= Task requirements =
Gather all lines in the entries below that include the word "learning".

---------- Provided information ----------

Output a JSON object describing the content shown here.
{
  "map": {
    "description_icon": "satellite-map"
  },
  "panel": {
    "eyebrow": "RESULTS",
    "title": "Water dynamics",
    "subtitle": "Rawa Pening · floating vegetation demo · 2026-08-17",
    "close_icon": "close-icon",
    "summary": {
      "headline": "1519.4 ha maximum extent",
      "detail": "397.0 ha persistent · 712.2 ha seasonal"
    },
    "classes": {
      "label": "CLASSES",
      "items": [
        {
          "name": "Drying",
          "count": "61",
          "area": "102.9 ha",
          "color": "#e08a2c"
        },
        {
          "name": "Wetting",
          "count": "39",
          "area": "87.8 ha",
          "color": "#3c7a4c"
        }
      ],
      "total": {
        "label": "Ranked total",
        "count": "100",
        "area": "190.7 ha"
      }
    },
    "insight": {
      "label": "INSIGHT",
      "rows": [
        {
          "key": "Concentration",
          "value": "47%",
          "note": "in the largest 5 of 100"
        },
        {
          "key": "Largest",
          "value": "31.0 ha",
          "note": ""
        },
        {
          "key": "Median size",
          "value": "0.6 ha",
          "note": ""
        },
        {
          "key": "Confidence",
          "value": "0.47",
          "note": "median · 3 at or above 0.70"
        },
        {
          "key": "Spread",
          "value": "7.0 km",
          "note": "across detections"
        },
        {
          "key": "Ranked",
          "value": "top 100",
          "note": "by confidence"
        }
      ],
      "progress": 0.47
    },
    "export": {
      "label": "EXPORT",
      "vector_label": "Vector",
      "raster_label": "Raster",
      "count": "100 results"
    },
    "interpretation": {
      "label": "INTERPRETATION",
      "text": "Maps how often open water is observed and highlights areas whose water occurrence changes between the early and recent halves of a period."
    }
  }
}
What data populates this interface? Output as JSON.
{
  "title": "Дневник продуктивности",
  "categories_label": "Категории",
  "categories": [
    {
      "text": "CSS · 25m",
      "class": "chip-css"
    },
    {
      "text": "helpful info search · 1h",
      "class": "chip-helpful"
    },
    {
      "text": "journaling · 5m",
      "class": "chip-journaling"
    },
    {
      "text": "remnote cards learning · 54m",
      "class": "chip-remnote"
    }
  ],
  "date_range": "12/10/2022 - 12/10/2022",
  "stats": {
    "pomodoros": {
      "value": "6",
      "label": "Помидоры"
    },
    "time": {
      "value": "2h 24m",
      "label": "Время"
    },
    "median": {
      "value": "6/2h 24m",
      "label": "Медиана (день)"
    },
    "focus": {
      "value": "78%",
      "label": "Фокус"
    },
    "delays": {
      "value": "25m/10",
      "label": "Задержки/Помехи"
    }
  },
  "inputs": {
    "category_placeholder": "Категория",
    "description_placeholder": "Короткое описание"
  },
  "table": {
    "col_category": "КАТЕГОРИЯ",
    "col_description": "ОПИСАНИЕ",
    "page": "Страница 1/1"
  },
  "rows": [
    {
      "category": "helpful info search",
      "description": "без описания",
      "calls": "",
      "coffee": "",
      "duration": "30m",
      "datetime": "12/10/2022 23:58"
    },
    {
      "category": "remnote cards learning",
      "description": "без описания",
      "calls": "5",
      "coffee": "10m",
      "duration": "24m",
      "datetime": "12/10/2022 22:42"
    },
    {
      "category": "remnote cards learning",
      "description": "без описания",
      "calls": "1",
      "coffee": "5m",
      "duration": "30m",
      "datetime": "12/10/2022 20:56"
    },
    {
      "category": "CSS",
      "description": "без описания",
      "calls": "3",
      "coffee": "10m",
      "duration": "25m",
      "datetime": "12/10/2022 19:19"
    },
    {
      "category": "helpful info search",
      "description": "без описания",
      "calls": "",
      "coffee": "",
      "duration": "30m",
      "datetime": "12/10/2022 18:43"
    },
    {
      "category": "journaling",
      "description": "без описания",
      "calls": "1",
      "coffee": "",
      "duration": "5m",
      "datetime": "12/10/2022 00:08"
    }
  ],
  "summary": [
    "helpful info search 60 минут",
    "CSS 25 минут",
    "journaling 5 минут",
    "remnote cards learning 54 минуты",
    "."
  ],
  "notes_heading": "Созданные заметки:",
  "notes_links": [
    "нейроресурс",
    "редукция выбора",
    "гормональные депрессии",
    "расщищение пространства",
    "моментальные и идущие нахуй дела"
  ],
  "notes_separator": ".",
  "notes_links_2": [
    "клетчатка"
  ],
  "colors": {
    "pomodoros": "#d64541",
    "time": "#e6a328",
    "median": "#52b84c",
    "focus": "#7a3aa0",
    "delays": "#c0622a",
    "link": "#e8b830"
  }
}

----------

= Result of the exercise =
      "text": "remnote cards learning · 54m",
      "category": "remnote cards learning",
      "category": "remnote cards learning",
    "remnote cards learning 54 минуты",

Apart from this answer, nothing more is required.